*WHAT YOU NEED TO DO*:
Set the data down again, exactly as it reads, but without the pictures.

*DATA EXCERPTS*:

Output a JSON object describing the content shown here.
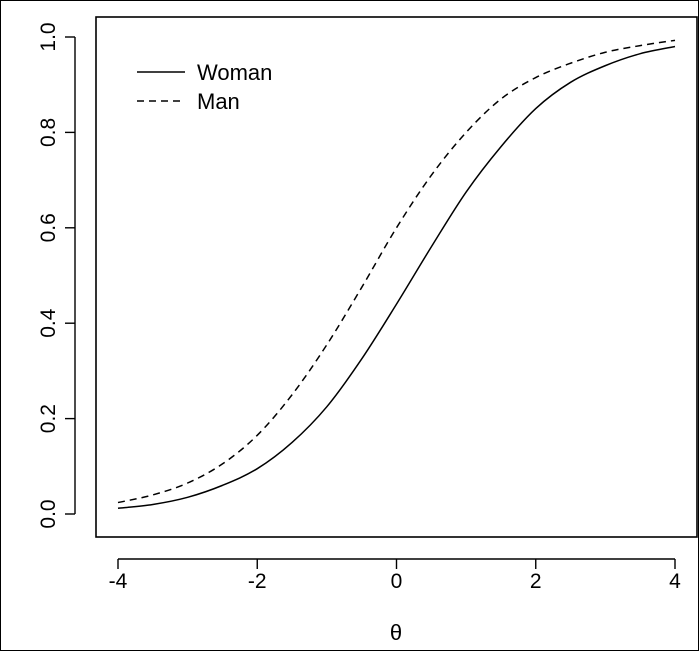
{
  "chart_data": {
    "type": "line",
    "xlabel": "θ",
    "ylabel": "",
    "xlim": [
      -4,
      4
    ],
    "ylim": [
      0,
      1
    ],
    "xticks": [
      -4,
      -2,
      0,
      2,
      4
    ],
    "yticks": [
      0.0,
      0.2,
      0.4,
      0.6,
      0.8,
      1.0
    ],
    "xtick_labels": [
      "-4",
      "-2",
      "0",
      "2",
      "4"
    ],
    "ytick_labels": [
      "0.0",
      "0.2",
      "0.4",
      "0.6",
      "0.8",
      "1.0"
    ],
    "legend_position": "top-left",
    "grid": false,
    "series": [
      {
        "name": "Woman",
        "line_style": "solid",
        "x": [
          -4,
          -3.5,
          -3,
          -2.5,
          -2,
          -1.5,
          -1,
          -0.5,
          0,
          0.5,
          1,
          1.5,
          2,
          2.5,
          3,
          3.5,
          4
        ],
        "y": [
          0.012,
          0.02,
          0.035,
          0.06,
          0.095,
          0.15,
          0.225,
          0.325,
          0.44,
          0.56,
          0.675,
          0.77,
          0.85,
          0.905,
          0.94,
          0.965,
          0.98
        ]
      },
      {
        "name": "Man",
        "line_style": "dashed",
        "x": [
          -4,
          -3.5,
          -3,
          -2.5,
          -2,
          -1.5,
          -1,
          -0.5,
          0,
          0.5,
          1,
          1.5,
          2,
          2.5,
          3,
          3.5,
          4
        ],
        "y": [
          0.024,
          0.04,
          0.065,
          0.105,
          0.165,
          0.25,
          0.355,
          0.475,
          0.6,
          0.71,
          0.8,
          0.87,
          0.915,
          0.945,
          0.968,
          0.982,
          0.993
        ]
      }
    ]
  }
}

*EXERCISE ANSWER*:
Output a JSON object describing the content shown here.
{
  "chart_data": {
    "type": "line",
    "xlabel": "θ",
    "ylabel": "",
    "xlim": [
      -4,
      4
    ],
    "ylim": [
      0,
      1
    ],
    "xticks": [
      -4,
      -2,
      0,
      2,
      4
    ],
    "yticks": [
      0.0,
      0.2,
      0.4,
      0.6,
      0.8,
      1.0
    ],
    "xtick_labels": [
      "-4",
      "-2",
      "0",
      "2",
      "4"
    ],
    "ytick_labels": [
      "0.0",
      "0.2",
      "0.4",
      "0.6",
      "0.8",
      "1.0"
    ],
    "legend_position": "top-left",
    "grid": false,
    "series": [
      {
        "name": "Woman",
        "line_style": "solid",
        "x": [
          -4,
          -3.5,
          -3,
          -2.5,
          -2,
          -1.5,
          -1,
          -0.5,
          0,
          0.5,
          1,
          1.5,
          2,
          2.5,
          3,
          3.5,
          4
        ],
        "y": [
          0.012,
          0.02,
          0.035,
          0.06,
          0.095,
          0.15,
          0.225,
          0.325,
          0.44,
          0.56,
          0.675,
          0.77,
          0.85,
          0.905,
          0.94,
          0.965,
          0.98
        ]
      },
      {
        "name": "Man",
        "line_style": "dashed",
        "x": [
          -4,
          -3.5,
          -3,
          -2.5,
          -2,
          -1.5,
          -1,
          -0.5,
          0,
          0.5,
          1,
          1.5,
          2,
          2.5,
          3,
          3.5,
          4
        ],
        "y": [
          0.024,
          0.04,
          0.065,
          0.105,
          0.165,
          0.25,
          0.355,
          0.475,
          0.6,
          0.71,
          0.8,
          0.87,
          0.915,
          0.945,
          0.968,
          0.982,
          0.993
        ]
      }
    ]
  }
}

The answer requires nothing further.